** BEGIN **
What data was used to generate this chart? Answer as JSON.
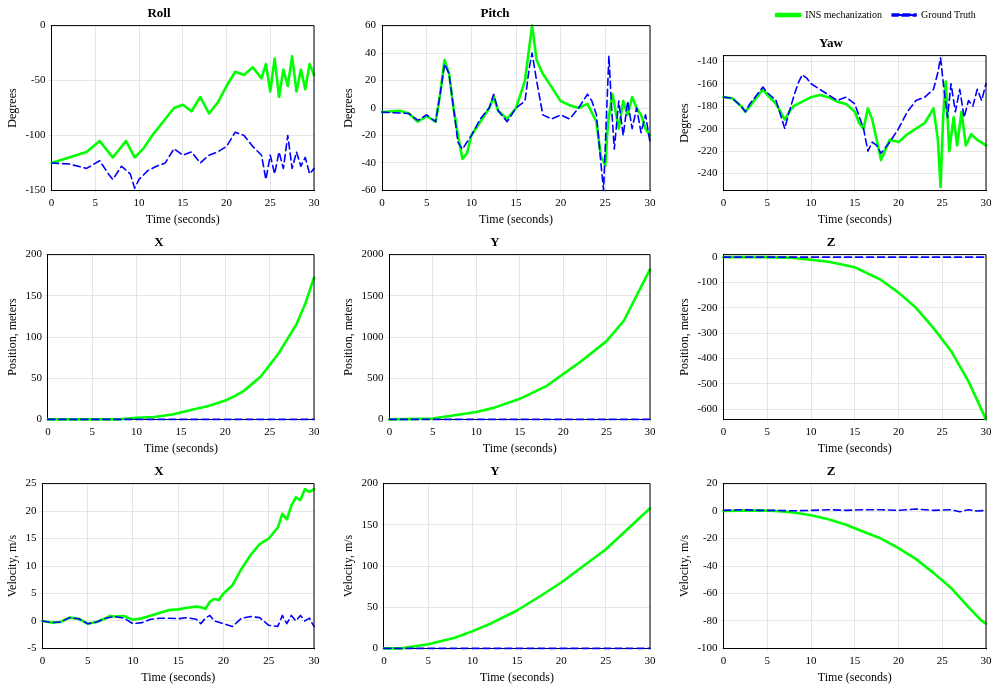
{
  "chart_data": [
    {
      "type": "line",
      "title": "Roll",
      "xlabel": "Time (seconds)",
      "ylabel": "Degrees",
      "xlim": [
        0,
        30
      ],
      "xticks": [
        0,
        5,
        10,
        15,
        20,
        25,
        30
      ],
      "ylim": [
        -150,
        0
      ],
      "yticks": [
        -150,
        -100,
        -50,
        0
      ],
      "grid": true,
      "legend": false,
      "series": [
        {
          "color": "#00ff00",
          "line_style": "solid",
          "x": [
            0,
            4,
            5.5,
            6,
            7,
            8,
            8.5,
            9.5,
            10.5,
            11.5,
            12.5,
            13,
            14,
            15,
            16,
            17,
            18,
            19,
            20,
            21,
            22,
            23,
            24,
            24.5,
            25,
            25.5,
            26,
            26.5,
            27,
            27.5,
            28,
            28.5,
            29,
            29.5,
            30
          ],
          "values": [
            -125,
            -115,
            -105,
            -110,
            -120,
            -110,
            -105,
            -120,
            -112,
            -100,
            -90,
            -85,
            -75,
            -72,
            -78,
            -65,
            -80,
            -70,
            -55,
            -42,
            -45,
            -38,
            -48,
            -35,
            -60,
            -30,
            -65,
            -40,
            -55,
            -28,
            -60,
            -40,
            -58,
            -35,
            -45
          ]
        },
        {
          "color": "#0000ff",
          "line_style": "dashed",
          "x": [
            0,
            2,
            4,
            5.5,
            6.5,
            7,
            8,
            9,
            9.5,
            10,
            11,
            12,
            13,
            14,
            15,
            16,
            17,
            18,
            19,
            20,
            21,
            22,
            23,
            24,
            24.5,
            25,
            25.5,
            26,
            26.5,
            27,
            27.5,
            28,
            28.5,
            29,
            29.5,
            30
          ],
          "values": [
            -125,
            -126,
            -130,
            -123,
            -135,
            -140,
            -128,
            -135,
            -148,
            -140,
            -132,
            -128,
            -125,
            -112,
            -118,
            -115,
            -125,
            -118,
            -115,
            -110,
            -97,
            -100,
            -110,
            -118,
            -140,
            -118,
            -135,
            -115,
            -130,
            -100,
            -130,
            -115,
            -128,
            -120,
            -135,
            -130
          ]
        }
      ]
    },
    {
      "type": "line",
      "title": "Pitch",
      "xlabel": "Time (seconds)",
      "ylabel": "Degrees",
      "xlim": [
        0,
        30
      ],
      "xticks": [
        0,
        5,
        10,
        15,
        20,
        25,
        30
      ],
      "ylim": [
        -60,
        60
      ],
      "yticks": [
        -60,
        -40,
        -20,
        0,
        20,
        40,
        60
      ],
      "grid": true,
      "legend": false,
      "series": [
        {
          "color": "#00ff00",
          "line_style": "solid",
          "x": [
            0,
            2,
            3,
            4,
            5,
            6,
            6.5,
            7,
            7.5,
            8,
            8.5,
            9,
            9.5,
            10,
            11,
            12,
            12.5,
            13,
            14,
            15,
            16,
            16.5,
            16.8,
            17.3,
            18,
            19,
            20,
            21,
            22,
            23,
            24,
            24.5,
            25,
            25.3,
            25.8,
            26.5,
            27,
            27.5,
            28,
            28.5,
            29,
            29.5,
            30
          ],
          "values": [
            -3,
            -2,
            -4,
            -10,
            -6,
            -10,
            10,
            35,
            25,
            0,
            -20,
            -37,
            -33,
            -20,
            -10,
            0,
            8,
            -2,
            -8,
            0,
            20,
            45,
            60,
            35,
            25,
            15,
            5,
            2,
            0,
            3,
            -10,
            -35,
            -42,
            -10,
            10,
            -15,
            5,
            -5,
            8,
            0,
            -5,
            -15,
            -20
          ]
        },
        {
          "color": "#0000ff",
          "line_style": "dashed",
          "x": [
            0,
            3,
            4,
            5,
            6,
            6.5,
            7,
            7.5,
            8,
            8.5,
            9,
            10,
            11,
            12,
            12.5,
            13,
            14,
            15,
            16,
            16.5,
            16.8,
            17.3,
            18,
            19,
            20,
            21,
            22,
            23,
            23.5,
            24,
            24.5,
            24.8,
            25.1,
            25.4,
            25.7,
            26,
            26.5,
            27,
            27.5,
            28,
            28.5,
            29,
            29.5,
            30
          ],
          "values": [
            -3,
            -4,
            -9,
            -5,
            -10,
            10,
            32,
            25,
            0,
            -25,
            -30,
            -20,
            -8,
            0,
            10,
            -2,
            -10,
            0,
            5,
            30,
            40,
            20,
            -5,
            -8,
            -5,
            -8,
            0,
            10,
            5,
            -5,
            -40,
            -60,
            -10,
            38,
            0,
            -30,
            5,
            -20,
            5,
            -15,
            0,
            -18,
            -5,
            -25
          ]
        }
      ]
    },
    {
      "type": "line",
      "title": "Yaw",
      "xlabel": "Time (seconds)",
      "ylabel": "Degrees",
      "xlim": [
        0,
        30
      ],
      "xticks": [
        0,
        5,
        10,
        15,
        20,
        25,
        30
      ],
      "ylim": [
        -255,
        -135
      ],
      "yticks": [
        -240,
        -220,
        -200,
        -180,
        -160,
        -140
      ],
      "grid": true,
      "legend": "top right",
      "series": [
        {
          "name": "INS mechanization",
          "color": "#00ff00",
          "line_style": "solid",
          "x": [
            0,
            1,
            2,
            2.5,
            3,
            4,
            4.5,
            5,
            6,
            7,
            7.5,
            8,
            9,
            10,
            11,
            12,
            13,
            14,
            15,
            15.5,
            16,
            16.5,
            17,
            17.5,
            18,
            19,
            20,
            21,
            22,
            23,
            24,
            24.5,
            24.8,
            25.1,
            25.4,
            25.8,
            26.3,
            26.7,
            27.2,
            27.7,
            28.3,
            29,
            30
          ],
          "values": [
            -172,
            -173,
            -180,
            -185,
            -180,
            -170,
            -165,
            -170,
            -178,
            -192,
            -185,
            -180,
            -176,
            -172,
            -170,
            -172,
            -176,
            -178,
            -185,
            -195,
            -200,
            -182,
            -192,
            -210,
            -228,
            -210,
            -212,
            -205,
            -200,
            -195,
            -182,
            -210,
            -252,
            -190,
            -158,
            -220,
            -190,
            -215,
            -185,
            -215,
            -205,
            -210,
            -215
          ]
        },
        {
          "name": "Ground Truth",
          "color": "#0000ff",
          "line_style": "dashed",
          "x": [
            0,
            1,
            2,
            2.5,
            3,
            4,
            4.5,
            5,
            6,
            7,
            7.5,
            8,
            8.5,
            9,
            9.5,
            10,
            11,
            12,
            13,
            14,
            15,
            16,
            16.5,
            17,
            17.5,
            18,
            19,
            20,
            21,
            22,
            23,
            24,
            24.5,
            24.8,
            25.2,
            25.6,
            26,
            26.5,
            27,
            27.5,
            28,
            28.5,
            29,
            29.5,
            30
          ],
          "values": [
            -172,
            -173,
            -180,
            -185,
            -178,
            -168,
            -163,
            -168,
            -175,
            -200,
            -185,
            -172,
            -160,
            -152,
            -155,
            -160,
            -165,
            -170,
            -175,
            -172,
            -178,
            -200,
            -220,
            -212,
            -215,
            -222,
            -212,
            -200,
            -185,
            -175,
            -172,
            -165,
            -150,
            -137,
            -165,
            -190,
            -160,
            -185,
            -165,
            -190,
            -175,
            -180,
            -165,
            -175,
            -160
          ]
        }
      ]
    },
    {
      "type": "line",
      "title": "X",
      "xlabel": "Time (seconds)",
      "ylabel": "Position, meters",
      "xlim": [
        0,
        30
      ],
      "xticks": [
        0,
        5,
        10,
        15,
        20,
        25,
        30
      ],
      "ylim": [
        0,
        200
      ],
      "yticks": [
        0,
        50,
        100,
        150,
        200
      ],
      "grid": true,
      "legend": false,
      "series": [
        {
          "color": "#00ff00",
          "line_style": "solid",
          "x": [
            0,
            5,
            8,
            10,
            12,
            14,
            16,
            18,
            20,
            21,
            22,
            24,
            26,
            28,
            29,
            30
          ],
          "values": [
            0,
            0,
            0,
            2,
            3,
            6,
            11,
            16,
            23,
            28,
            34,
            52,
            80,
            115,
            140,
            172
          ]
        },
        {
          "color": "#0000ff",
          "line_style": "dashed",
          "x": [
            0,
            10,
            20,
            30
          ],
          "values": [
            0,
            0,
            0,
            0
          ]
        }
      ]
    },
    {
      "type": "line",
      "title": "Y",
      "xlabel": "Time (seconds)",
      "ylabel": "Position, meters",
      "xlim": [
        0,
        30
      ],
      "xticks": [
        0,
        5,
        10,
        15,
        20,
        25,
        30
      ],
      "ylim": [
        0,
        2000
      ],
      "yticks": [
        0,
        500,
        1000,
        1500,
        2000
      ],
      "grid": true,
      "legend": false,
      "series": [
        {
          "color": "#00ff00",
          "line_style": "solid",
          "x": [
            0,
            5,
            10,
            12,
            15,
            18,
            20,
            22,
            25,
            27,
            30
          ],
          "values": [
            0,
            10,
            90,
            140,
            250,
            400,
            550,
            700,
            950,
            1200,
            1820
          ]
        },
        {
          "color": "#0000ff",
          "line_style": "dashed",
          "x": [
            0,
            10,
            20,
            30
          ],
          "values": [
            0,
            0,
            0,
            0
          ]
        }
      ]
    },
    {
      "type": "line",
      "title": "Z",
      "xlabel": "Time (seconds)",
      "ylabel": "Position, meters",
      "xlim": [
        0,
        30
      ],
      "xticks": [
        0,
        5,
        10,
        15,
        20,
        25,
        30
      ],
      "ylim": [
        -640,
        10
      ],
      "yticks": [
        -600,
        -500,
        -400,
        -300,
        -200,
        -100,
        0
      ],
      "grid": true,
      "legend": false,
      "series": [
        {
          "color": "#00ff00",
          "line_style": "solid",
          "x": [
            0,
            5,
            8,
            10,
            12,
            15,
            18,
            20,
            22,
            24,
            26,
            28,
            30
          ],
          "values": [
            0,
            0,
            -3,
            -10,
            -18,
            -40,
            -90,
            -140,
            -200,
            -280,
            -370,
            -490,
            -640
          ]
        },
        {
          "color": "#0000ff",
          "line_style": "dashed",
          "x": [
            0,
            10,
            20,
            30
          ],
          "values": [
            0,
            0,
            0,
            0
          ]
        }
      ]
    },
    {
      "type": "line",
      "title": "X",
      "xlabel": "Time (seconds)",
      "ylabel": "Velocity, m/s",
      "xlim": [
        0,
        30
      ],
      "xticks": [
        0,
        5,
        10,
        15,
        20,
        25,
        30
      ],
      "ylim": [
        -5,
        25
      ],
      "yticks": [
        -5,
        0,
        5,
        10,
        15,
        20,
        25
      ],
      "grid": true,
      "legend": false,
      "series": [
        {
          "color": "#00ff00",
          "line_style": "solid",
          "x": [
            0,
            1,
            2,
            3,
            4,
            5,
            6,
            7,
            7.5,
            8,
            9,
            10,
            11,
            12,
            13,
            14,
            15,
            16,
            17,
            17.5,
            18,
            18.5,
            19,
            19.5,
            20,
            21,
            22,
            23,
            24,
            25,
            26,
            26.5,
            27,
            27.5,
            28,
            28.5,
            29,
            29.5,
            30
          ],
          "values": [
            0,
            -0.3,
            -0.2,
            0.6,
            0.4,
            -0.5,
            -0.2,
            0.5,
            0.9,
            0.8,
            0.9,
            0.2,
            0.5,
            1,
            1.5,
            2,
            2.1,
            2.4,
            2.6,
            2.5,
            2.2,
            3.5,
            4,
            3.8,
            5,
            6.5,
            9.5,
            12,
            14,
            15,
            17,
            19.5,
            18.5,
            21,
            22.5,
            22,
            24,
            23.5,
            24
          ]
        },
        {
          "color": "#0000ff",
          "line_style": "dashed",
          "x": [
            0,
            1,
            2,
            3,
            4,
            5,
            6,
            7,
            8,
            9,
            10,
            11,
            12,
            13,
            14,
            15,
            16,
            17,
            17.5,
            18,
            18.5,
            19,
            20,
            21,
            22,
            23,
            24,
            25,
            26,
            26.5,
            27,
            27.5,
            28,
            28.5,
            29,
            29.5,
            30
          ],
          "values": [
            0,
            -0.3,
            -0.2,
            0.6,
            0.4,
            -0.5,
            -0.2,
            0.5,
            0.8,
            0.5,
            -0.5,
            -0.3,
            0.3,
            0.5,
            0.5,
            0.4,
            0.6,
            0.3,
            -0.5,
            0.5,
            1,
            0,
            -0.5,
            -1,
            0.5,
            0.8,
            0.6,
            -0.8,
            -1,
            1,
            -0.5,
            1,
            0,
            1,
            0,
            0.5,
            -1
          ]
        }
      ]
    },
    {
      "type": "line",
      "title": "Y",
      "xlabel": "Time (seconds)",
      "ylabel": "Velocity, m/s",
      "xlim": [
        0,
        30
      ],
      "xticks": [
        0,
        5,
        10,
        15,
        20,
        25,
        30
      ],
      "ylim": [
        0,
        200
      ],
      "yticks": [
        0,
        50,
        100,
        150,
        200
      ],
      "grid": true,
      "legend": false,
      "series": [
        {
          "color": "#00ff00",
          "line_style": "solid",
          "x": [
            0,
            2,
            5,
            8,
            10,
            12,
            15,
            18,
            20,
            22,
            25,
            28,
            30
          ],
          "values": [
            0,
            0,
            5,
            13,
            21,
            30,
            46,
            66,
            80,
            96,
            120,
            150,
            170
          ]
        },
        {
          "color": "#0000ff",
          "line_style": "dashed",
          "x": [
            0,
            10,
            20,
            30
          ],
          "values": [
            0,
            0,
            0,
            0
          ]
        }
      ]
    },
    {
      "type": "line",
      "title": "Z",
      "xlabel": "Time (seconds)",
      "ylabel": "Velocity, m/s",
      "xlim": [
        0,
        30
      ],
      "xticks": [
        0,
        5,
        10,
        15,
        20,
        25,
        30
      ],
      "ylim": [
        -100,
        20
      ],
      "yticks": [
        -100,
        -80,
        -60,
        -40,
        -20,
        0,
        20
      ],
      "grid": true,
      "legend": false,
      "series": [
        {
          "color": "#00ff00",
          "line_style": "solid",
          "x": [
            0,
            4,
            6,
            8,
            10,
            12,
            14,
            16,
            18,
            20,
            22,
            24,
            26,
            28,
            29.5,
            30
          ],
          "values": [
            0,
            0.5,
            0,
            -1,
            -3,
            -6,
            -10,
            -15,
            -20,
            -27,
            -35,
            -45,
            -56,
            -70,
            -80,
            -82
          ]
        },
        {
          "color": "#0000ff",
          "line_style": "dashed",
          "x": [
            0,
            2,
            4,
            6,
            8,
            10,
            12,
            14,
            16,
            18,
            20,
            22,
            24,
            26,
            27,
            28,
            29,
            30
          ],
          "values": [
            0.5,
            1,
            0.5,
            0.5,
            0.2,
            0.5,
            1,
            0.5,
            1,
            1,
            0.5,
            1.5,
            0.5,
            1,
            -0.5,
            1,
            0,
            0.5
          ]
        }
      ]
    }
  ]
}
** END **
**Task instructions**.
Filter out every line that lacks the word "name", and copy the rest.

**In response**.
          "name": "INS mechanization",
          "name": "Ground Truth",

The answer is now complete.